# Exercise goal
From the first record through the last, copy each one exactly.

# Data provided
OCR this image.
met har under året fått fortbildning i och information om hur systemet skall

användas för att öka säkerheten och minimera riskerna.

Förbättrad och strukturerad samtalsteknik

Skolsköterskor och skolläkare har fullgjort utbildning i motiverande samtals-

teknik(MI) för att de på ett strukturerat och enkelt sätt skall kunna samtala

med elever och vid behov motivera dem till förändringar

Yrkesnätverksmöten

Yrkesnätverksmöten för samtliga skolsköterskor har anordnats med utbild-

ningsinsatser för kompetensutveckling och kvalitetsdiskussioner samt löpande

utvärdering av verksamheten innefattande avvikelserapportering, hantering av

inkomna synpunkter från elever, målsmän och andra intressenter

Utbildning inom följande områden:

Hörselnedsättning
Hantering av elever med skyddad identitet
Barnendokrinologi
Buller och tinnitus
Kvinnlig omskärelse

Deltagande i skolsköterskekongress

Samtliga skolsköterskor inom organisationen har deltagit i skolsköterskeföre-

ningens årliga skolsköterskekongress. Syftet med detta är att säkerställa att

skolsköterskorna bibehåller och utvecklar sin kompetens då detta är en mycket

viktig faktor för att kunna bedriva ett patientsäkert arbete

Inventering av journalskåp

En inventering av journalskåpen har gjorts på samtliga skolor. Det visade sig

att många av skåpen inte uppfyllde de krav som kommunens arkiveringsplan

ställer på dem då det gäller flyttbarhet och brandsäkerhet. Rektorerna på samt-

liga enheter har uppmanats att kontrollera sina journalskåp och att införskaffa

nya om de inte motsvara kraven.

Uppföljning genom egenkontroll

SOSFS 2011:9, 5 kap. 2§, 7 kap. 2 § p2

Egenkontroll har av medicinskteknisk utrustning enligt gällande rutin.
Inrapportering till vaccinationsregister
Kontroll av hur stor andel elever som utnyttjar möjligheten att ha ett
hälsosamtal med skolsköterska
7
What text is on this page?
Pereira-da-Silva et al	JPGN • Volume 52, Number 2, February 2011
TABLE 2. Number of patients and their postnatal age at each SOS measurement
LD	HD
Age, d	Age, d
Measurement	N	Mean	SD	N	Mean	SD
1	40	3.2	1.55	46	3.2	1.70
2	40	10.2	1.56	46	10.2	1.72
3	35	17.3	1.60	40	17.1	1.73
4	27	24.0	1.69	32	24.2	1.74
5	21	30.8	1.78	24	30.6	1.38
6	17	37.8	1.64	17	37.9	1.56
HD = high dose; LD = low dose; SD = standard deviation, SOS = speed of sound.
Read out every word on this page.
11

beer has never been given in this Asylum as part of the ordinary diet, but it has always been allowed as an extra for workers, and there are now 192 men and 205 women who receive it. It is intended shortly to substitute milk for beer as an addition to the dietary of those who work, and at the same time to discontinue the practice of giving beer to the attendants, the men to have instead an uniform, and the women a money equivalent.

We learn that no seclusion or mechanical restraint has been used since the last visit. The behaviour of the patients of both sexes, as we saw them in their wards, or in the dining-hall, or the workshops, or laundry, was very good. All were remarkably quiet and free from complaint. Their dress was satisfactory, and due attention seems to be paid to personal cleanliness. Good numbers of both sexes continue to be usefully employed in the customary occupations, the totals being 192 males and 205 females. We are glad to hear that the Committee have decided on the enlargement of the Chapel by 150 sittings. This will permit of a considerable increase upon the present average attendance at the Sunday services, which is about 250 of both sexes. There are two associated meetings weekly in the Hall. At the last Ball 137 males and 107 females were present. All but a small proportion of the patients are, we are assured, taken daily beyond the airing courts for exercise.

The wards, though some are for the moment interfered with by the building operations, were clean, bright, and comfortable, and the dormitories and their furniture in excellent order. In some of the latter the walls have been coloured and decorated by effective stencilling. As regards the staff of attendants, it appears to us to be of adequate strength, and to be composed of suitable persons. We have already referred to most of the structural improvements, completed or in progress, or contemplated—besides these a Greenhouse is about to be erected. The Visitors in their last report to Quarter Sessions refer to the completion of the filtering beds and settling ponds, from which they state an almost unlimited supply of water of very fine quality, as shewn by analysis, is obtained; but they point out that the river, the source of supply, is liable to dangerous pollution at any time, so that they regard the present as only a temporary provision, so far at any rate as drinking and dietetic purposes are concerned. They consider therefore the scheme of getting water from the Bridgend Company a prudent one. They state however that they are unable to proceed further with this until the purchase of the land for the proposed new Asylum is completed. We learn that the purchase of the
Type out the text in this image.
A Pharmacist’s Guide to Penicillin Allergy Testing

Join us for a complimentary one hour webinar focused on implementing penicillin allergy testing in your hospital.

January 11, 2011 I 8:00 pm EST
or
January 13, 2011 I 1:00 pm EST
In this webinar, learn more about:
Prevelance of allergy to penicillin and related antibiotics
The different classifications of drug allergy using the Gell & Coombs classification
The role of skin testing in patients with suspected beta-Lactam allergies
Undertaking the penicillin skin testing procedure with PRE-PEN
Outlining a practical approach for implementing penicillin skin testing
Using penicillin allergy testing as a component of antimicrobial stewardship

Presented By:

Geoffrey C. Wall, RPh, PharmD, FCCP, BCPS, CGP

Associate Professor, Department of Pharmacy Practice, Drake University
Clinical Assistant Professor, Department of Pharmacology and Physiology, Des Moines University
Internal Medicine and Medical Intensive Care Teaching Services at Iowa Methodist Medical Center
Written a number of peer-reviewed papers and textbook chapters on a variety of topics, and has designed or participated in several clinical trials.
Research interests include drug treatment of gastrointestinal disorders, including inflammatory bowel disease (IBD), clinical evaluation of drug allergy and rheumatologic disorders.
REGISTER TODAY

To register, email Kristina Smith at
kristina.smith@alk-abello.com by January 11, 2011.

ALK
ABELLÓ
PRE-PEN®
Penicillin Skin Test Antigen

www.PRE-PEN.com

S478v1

# Written response
OCR this image.
met har under året fått fortbildning i och information om hur systemet skall

användas för att öka säkerheten och minimera riskerna.

Förbättrad och strukturerad samtalsteknik

Skolsköterskor och skolläkare har fullgjort utbildning i motiverande samtals-

teknik(MI) för att de på ett strukturerat och enkelt sätt skall kunna samtala

med elever och vid behov motivera dem till förändringar

Yrkesnätverksmöten

Yrkesnätverksmöten för samtliga skolsköterskor har anordnats med utbild-

ningsinsatser för kompetensutveckling och kvalitetsdiskussioner samt löpande

utvärdering av verksamheten innefattande avvikelserapportering, hantering av

inkomna synpunkter från elever, målsmän och andra intressenter

Utbildning inom följande områden:

Hörselnedsättning
Hantering av elever med skyddad identitet
Barnendokrinologi
Buller och tinnitus
Kvinnlig omskärelse

Deltagande i skolsköterskekongress

Samtliga skolsköterskor inom organisationen har deltagit i skolsköterskeföre-

ningens årliga skolsköterskekongress. Syftet med detta är att säkerställa att

skolsköterskorna bibehåller och utvecklar sin kompetens då detta är en mycket

viktig faktor för att kunna bedriva ett patientsäkert arbete

Inventering av journalskåp

En inventering av journalskåpen har gjorts på samtliga skolor. Det visade sig

att många av skåpen inte uppfyllde de krav som kommunens arkiveringsplan

ställer på dem då det gäller flyttbarhet och brandsäkerhet. Rektorerna på samt-

liga enheter har uppmanats att kontrollera sina journalskåp och att införskaffa

nya om de inte motsvara kraven.

Uppföljning genom egenkontroll

SOSFS 2011:9, 5 kap. 2§, 7 kap. 2 § p2

Egenkontroll har av medicinskteknisk utrustning enligt gällande rutin.
Inrapportering till vaccinationsregister
Kontroll av hur stor andel elever som utnyttjar möjligheten att ha ett
hälsosamtal med skolsköterska
7
What text is on this page?
Pereira-da-Silva et al	JPGN • Volume 52, Number 2, February 2011
TABLE 2. Number of patients and their postnatal age at each SOS measurement
LD	HD
Age, d	Age, d
Measurement	N	Mean	SD	N	Mean	SD
1	40	3.2	1.55	46	3.2	1.70
2	40	10.2	1.56	46	10.2	1.72
3	35	17.3	1.60	40	17.1	1.73
4	27	24.0	1.69	32	24.2	1.74
5	21	30.8	1.78	24	30.6	1.38
6	17	37.8	1.64	17	37.9	1.56
HD = high dose; LD = low dose; SD = standard deviation, SOS = speed of sound.
Read out every word on this page.
11

beer has never been given in this Asylum as part of the ordinary diet, but it has always been allowed as an extra for workers, and there are now 192 men and 205 women who receive it. It is intended shortly to substitute milk for beer as an addition to the dietary of those who work, and at the same time to discontinue the practice of giving beer to the attendants, the men to have instead an uniform, and the women a money equivalent.

We learn that no seclusion or mechanical restraint has been used since the last visit. The behaviour of the patients of both sexes, as we saw them in their wards, or in the dining-hall, or the workshops, or laundry, was very good. All were remarkably quiet and free from complaint. Their dress was satisfactory, and due attention seems to be paid to personal cleanliness. Good numbers of both sexes continue to be usefully employed in the customary occupations, the totals being 192 males and 205 females. We are glad to hear that the Committee have decided on the enlargement of the Chapel by 150 sittings. This will permit of a considerable increase upon the present average attendance at the Sunday services, which is about 250 of both sexes. There are two associated meetings weekly in the Hall. At the last Ball 137 males and 107 females were present. All but a small proportion of the patients are, we are assured, taken daily beyond the airing courts for exercise.

The wards, though some are for the moment interfered with by the building operations, were clean, bright, and comfortable, and the dormitories and their furniture in excellent order. In some of the latter the walls have been coloured and decorated by effective stencilling. As regards the staff of attendants, it appears to us to be of adequate strength, and to be composed of suitable persons. We have already referred to most of the structural improvements, completed or in progress, or contemplated—besides these a Greenhouse is about to be erected. The Visitors in their last report to Quarter Sessions refer to the completion of the filtering beds and settling ponds, from which they state an almost unlimited supply of water of very fine quality, as shewn by analysis, is obtained; but they point out that the river, the source of supply, is liable to dangerous pollution at any time, so that they regard the present as only a temporary provision, so far at any rate as drinking and dietetic purposes are concerned. They consider therefore the scheme of getting water from the Bridgend Company a prudent one. They state however that they are unable to proceed further with this until the purchase of the land for the proposed new Asylum is completed. We learn that the purchase of the
Type out the text in this image.
A Pharmacist’s Guide to Penicillin Allergy Testing

Join us for a complimentary one hour webinar focused on implementing penicillin allergy testing in your hospital.

January 11, 2011 I 8:00 pm EST
or
January 13, 2011 I 1:00 pm EST
In this webinar, learn more about:
Prevelance of allergy to penicillin and related antibiotics
The different classifications of drug allergy using the Gell & Coombs classification
The role of skin testing in patients with suspected beta-Lactam allergies
Undertaking the penicillin skin testing procedure with PRE-PEN
Outlining a practical approach for implementing penicillin skin testing
Using penicillin allergy testing as a component of antimicrobial stewardship

Presented By:

Geoffrey C. Wall, RPh, PharmD, FCCP, BCPS, CGP

Associate Professor, Department of Pharmacy Practice, Drake University
Clinical Assistant Professor, Department of Pharmacology and Physiology, Des Moines University
Internal Medicine and Medical Intensive Care Teaching Services at Iowa Methodist Medical Center
Written a number of peer-reviewed papers and textbook chapters on a variety of topics, and has designed or participated in several clinical trials.
Research interests include drug treatment of gastrointestinal disorders, including inflammatory bowel disease (IBD), clinical evaluation of drug allergy and rheumatologic disorders.
REGISTER TODAY

To register, email Kristina Smith at
kristina.smith@alk-abello.com by January 11, 2011.

ALK
ABELLÓ
PRE-PEN®
Penicillin Skin Test Antigen

www.PRE-PEN.com

S478v1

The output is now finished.